Provided records
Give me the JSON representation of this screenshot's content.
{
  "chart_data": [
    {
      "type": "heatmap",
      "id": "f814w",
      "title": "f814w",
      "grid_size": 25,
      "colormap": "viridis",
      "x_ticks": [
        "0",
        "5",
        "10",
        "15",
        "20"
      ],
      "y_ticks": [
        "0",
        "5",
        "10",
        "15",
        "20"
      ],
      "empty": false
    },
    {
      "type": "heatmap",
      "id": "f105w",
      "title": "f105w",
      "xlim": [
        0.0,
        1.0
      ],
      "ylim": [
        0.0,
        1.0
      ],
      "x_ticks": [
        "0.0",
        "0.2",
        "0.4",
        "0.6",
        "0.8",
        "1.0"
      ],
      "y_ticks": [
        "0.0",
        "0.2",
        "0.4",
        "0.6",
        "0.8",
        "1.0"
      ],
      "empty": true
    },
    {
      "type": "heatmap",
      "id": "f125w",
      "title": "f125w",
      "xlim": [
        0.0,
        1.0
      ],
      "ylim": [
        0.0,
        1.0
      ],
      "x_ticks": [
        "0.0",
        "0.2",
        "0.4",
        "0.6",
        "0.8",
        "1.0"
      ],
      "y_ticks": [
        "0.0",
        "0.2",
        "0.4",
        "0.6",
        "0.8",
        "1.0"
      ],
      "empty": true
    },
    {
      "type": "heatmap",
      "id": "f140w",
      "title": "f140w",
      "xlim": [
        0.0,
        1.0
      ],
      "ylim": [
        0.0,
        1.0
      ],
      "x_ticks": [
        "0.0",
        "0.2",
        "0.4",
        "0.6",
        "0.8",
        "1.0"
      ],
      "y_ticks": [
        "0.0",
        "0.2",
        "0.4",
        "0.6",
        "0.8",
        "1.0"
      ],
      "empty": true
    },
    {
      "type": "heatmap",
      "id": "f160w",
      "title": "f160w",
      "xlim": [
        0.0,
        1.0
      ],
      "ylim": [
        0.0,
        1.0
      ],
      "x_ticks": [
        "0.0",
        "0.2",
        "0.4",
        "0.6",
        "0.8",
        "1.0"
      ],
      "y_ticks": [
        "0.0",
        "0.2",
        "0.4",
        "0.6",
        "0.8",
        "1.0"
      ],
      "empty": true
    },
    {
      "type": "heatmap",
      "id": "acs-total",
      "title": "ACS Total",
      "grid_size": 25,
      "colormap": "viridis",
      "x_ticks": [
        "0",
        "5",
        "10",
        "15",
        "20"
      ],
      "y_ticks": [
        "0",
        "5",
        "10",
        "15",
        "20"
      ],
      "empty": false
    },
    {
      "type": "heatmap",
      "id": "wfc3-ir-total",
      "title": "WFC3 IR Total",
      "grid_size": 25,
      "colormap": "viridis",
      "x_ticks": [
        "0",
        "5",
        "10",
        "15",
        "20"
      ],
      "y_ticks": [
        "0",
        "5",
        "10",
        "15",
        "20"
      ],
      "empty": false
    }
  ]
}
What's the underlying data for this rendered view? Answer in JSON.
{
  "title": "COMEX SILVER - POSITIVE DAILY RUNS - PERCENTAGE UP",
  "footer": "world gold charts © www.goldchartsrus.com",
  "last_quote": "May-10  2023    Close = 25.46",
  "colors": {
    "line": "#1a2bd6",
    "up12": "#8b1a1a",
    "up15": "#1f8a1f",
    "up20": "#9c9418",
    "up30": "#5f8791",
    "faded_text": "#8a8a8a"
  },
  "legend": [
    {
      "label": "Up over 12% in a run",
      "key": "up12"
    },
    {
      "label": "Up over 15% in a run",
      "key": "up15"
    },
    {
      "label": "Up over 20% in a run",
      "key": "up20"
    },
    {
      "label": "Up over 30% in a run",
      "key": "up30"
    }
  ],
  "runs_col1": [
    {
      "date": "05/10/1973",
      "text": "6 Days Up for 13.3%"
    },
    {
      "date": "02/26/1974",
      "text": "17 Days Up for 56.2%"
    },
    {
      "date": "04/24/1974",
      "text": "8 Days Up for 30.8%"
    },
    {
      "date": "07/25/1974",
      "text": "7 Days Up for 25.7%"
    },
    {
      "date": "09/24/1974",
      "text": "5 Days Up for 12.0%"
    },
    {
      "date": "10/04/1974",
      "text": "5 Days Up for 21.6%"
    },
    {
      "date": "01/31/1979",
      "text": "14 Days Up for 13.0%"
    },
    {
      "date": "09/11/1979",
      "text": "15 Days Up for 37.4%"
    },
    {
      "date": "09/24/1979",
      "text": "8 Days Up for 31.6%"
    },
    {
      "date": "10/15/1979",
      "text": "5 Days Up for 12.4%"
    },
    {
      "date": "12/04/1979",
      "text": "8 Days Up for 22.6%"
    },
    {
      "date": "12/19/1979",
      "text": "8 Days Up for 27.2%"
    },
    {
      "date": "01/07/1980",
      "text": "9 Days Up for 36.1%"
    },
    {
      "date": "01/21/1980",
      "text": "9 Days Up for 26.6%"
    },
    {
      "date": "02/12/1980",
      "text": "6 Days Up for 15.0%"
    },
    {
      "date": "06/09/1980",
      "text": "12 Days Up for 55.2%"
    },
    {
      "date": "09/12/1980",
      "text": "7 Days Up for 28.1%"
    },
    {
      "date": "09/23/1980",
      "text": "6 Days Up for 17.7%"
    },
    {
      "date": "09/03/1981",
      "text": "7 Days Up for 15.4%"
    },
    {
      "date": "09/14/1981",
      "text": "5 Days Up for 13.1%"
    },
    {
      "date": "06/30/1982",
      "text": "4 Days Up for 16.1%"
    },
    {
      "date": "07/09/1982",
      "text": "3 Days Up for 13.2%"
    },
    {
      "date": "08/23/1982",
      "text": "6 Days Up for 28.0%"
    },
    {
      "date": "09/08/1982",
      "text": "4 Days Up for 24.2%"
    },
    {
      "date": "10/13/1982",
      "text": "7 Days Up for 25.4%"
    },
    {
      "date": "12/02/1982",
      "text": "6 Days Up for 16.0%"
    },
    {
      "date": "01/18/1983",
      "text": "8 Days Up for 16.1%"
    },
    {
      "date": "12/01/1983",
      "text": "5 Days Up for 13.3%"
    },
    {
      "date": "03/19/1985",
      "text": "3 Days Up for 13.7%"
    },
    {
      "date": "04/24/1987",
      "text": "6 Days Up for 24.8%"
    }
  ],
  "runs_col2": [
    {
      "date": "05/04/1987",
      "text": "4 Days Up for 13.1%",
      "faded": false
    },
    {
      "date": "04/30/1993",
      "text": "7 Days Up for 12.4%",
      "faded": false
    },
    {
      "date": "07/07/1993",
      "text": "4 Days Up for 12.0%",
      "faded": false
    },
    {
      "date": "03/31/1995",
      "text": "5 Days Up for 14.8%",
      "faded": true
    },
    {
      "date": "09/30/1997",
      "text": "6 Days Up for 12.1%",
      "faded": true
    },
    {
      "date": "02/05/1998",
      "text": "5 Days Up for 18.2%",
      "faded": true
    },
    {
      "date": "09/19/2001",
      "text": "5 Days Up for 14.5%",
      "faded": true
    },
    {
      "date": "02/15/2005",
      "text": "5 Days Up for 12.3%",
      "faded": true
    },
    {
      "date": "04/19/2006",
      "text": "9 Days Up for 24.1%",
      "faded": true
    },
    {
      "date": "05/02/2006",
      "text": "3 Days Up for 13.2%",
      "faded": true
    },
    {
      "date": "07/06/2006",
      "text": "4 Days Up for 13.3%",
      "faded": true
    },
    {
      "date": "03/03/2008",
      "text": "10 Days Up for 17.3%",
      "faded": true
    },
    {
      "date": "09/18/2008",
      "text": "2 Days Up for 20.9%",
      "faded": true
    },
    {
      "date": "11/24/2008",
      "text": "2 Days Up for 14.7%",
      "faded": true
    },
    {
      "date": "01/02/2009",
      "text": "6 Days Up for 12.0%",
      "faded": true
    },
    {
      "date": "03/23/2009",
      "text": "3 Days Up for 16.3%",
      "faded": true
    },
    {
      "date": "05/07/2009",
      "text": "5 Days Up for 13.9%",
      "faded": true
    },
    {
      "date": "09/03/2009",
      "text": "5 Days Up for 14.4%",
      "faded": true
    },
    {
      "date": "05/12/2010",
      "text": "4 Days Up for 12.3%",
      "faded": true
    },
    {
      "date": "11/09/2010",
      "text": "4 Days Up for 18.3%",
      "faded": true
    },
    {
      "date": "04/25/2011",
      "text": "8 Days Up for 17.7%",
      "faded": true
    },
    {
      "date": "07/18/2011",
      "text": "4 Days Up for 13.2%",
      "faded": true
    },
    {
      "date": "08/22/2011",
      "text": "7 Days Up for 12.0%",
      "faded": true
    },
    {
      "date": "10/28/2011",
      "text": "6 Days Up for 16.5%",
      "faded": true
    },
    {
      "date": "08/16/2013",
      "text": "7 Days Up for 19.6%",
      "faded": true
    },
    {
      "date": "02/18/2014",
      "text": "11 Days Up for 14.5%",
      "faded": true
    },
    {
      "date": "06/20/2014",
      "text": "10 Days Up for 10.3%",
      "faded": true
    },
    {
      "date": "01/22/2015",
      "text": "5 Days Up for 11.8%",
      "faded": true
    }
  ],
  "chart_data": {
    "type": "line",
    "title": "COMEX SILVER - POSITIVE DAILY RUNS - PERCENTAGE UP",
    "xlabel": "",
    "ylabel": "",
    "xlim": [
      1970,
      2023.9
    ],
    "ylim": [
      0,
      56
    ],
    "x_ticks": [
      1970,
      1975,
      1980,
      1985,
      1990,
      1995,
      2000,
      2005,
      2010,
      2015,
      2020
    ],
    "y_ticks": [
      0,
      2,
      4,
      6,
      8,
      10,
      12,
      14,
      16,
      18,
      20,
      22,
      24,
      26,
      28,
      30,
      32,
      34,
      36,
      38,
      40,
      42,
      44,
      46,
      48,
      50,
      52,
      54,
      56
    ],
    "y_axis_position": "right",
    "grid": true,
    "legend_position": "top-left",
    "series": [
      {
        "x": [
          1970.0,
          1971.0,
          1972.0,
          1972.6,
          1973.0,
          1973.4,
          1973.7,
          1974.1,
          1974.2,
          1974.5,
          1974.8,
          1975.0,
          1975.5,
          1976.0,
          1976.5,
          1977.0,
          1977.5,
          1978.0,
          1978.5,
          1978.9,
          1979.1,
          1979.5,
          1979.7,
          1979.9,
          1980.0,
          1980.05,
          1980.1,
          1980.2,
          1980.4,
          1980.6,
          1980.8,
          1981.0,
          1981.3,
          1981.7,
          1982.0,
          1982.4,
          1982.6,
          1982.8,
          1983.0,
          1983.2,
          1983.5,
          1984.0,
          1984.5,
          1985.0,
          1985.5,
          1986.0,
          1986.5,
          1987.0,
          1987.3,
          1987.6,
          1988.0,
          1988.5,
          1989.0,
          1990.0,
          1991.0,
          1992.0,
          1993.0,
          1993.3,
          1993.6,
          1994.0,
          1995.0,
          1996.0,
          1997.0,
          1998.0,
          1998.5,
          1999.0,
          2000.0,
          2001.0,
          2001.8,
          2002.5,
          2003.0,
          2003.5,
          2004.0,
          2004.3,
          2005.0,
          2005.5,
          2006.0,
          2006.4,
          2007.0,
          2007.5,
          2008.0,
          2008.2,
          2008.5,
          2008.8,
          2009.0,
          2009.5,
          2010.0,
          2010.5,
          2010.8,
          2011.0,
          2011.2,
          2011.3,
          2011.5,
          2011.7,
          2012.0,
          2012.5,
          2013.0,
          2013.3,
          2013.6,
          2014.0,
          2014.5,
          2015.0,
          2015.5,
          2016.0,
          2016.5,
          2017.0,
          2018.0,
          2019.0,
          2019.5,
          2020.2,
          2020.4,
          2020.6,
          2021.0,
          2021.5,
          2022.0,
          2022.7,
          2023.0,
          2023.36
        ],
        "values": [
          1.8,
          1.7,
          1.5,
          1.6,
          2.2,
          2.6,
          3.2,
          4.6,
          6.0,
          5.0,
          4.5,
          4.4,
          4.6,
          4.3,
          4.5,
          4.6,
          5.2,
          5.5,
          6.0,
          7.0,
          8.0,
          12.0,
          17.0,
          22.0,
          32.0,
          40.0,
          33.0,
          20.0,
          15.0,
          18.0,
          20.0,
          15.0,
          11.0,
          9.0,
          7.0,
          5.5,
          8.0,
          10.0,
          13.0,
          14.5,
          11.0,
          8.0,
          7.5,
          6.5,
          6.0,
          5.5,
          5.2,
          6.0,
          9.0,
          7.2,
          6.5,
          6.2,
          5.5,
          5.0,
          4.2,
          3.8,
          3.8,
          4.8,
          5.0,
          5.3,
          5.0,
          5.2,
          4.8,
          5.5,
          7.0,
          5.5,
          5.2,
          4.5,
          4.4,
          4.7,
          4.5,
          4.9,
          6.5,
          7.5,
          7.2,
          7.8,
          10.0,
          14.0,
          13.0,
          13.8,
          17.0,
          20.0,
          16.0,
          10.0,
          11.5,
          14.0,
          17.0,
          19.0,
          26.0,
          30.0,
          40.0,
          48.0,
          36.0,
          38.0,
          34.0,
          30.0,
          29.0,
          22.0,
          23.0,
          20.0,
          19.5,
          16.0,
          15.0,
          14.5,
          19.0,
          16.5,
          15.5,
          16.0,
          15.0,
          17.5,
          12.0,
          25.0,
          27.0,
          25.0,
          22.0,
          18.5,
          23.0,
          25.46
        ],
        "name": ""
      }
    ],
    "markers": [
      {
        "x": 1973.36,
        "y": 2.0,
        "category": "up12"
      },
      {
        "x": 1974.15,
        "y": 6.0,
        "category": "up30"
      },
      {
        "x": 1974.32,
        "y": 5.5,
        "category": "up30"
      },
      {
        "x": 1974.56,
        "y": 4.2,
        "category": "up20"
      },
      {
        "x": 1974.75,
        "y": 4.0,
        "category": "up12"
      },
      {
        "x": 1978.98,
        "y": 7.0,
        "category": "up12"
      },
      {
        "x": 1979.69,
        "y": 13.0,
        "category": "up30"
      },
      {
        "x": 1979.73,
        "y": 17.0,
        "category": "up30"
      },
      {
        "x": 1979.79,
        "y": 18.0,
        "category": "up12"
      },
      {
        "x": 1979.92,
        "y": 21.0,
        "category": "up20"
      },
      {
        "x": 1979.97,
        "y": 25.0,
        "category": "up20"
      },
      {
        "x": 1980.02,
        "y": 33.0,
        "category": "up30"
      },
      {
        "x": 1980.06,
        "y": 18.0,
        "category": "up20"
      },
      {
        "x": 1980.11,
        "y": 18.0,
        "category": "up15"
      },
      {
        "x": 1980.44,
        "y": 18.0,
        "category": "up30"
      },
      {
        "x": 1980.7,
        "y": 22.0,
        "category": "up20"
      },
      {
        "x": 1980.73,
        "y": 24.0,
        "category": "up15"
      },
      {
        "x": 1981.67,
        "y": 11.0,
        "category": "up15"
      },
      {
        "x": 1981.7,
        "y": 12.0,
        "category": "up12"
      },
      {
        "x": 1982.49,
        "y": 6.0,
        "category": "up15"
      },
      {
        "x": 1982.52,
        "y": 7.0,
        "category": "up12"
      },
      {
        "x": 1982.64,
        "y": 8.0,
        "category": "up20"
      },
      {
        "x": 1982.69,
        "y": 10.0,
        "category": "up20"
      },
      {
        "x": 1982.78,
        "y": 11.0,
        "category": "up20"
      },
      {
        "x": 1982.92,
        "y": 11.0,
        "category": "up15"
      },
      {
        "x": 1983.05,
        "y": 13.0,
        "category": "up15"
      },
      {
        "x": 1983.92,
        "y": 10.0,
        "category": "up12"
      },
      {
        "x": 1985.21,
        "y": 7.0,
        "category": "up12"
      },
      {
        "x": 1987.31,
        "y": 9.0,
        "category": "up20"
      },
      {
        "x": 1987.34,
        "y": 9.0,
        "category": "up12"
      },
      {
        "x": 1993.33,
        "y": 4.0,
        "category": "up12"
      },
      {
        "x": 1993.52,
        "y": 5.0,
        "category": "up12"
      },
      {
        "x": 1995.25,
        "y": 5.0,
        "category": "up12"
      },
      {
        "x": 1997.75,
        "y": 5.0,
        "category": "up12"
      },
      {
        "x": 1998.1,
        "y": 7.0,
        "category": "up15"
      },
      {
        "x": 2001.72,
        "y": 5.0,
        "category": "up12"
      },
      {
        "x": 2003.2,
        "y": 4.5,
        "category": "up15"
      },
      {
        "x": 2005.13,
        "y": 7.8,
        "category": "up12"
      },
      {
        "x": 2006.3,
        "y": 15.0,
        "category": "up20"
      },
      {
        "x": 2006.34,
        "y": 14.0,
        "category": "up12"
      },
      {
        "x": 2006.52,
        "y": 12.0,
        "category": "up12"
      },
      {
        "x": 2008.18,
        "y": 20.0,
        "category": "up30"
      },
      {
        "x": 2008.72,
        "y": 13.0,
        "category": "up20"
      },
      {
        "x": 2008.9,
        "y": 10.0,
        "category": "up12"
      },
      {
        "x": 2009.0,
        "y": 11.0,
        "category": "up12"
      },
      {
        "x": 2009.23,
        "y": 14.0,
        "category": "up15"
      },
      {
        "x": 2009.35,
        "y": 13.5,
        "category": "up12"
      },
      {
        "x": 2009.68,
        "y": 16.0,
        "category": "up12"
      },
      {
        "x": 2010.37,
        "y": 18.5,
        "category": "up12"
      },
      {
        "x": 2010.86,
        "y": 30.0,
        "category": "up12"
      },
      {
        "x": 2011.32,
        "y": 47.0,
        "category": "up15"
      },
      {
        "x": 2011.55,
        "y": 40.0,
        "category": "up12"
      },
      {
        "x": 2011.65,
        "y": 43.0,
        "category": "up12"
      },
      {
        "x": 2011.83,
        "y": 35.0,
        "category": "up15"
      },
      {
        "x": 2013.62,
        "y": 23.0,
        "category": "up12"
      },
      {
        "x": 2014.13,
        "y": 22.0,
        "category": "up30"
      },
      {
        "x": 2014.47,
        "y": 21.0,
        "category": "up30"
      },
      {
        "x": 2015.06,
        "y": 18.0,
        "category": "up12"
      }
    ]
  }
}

What the exercise asks
Scan the listing above and identify each line holding the string "DAILY"; copy every such line.

Reply to the exercise
  "title": "COMEX SILVER - POSITIVE DAILY RUNS - PERCENTAGE UP",
    "title": "COMEX SILVER - POSITIVE DAILY RUNS - PERCENTAGE UP",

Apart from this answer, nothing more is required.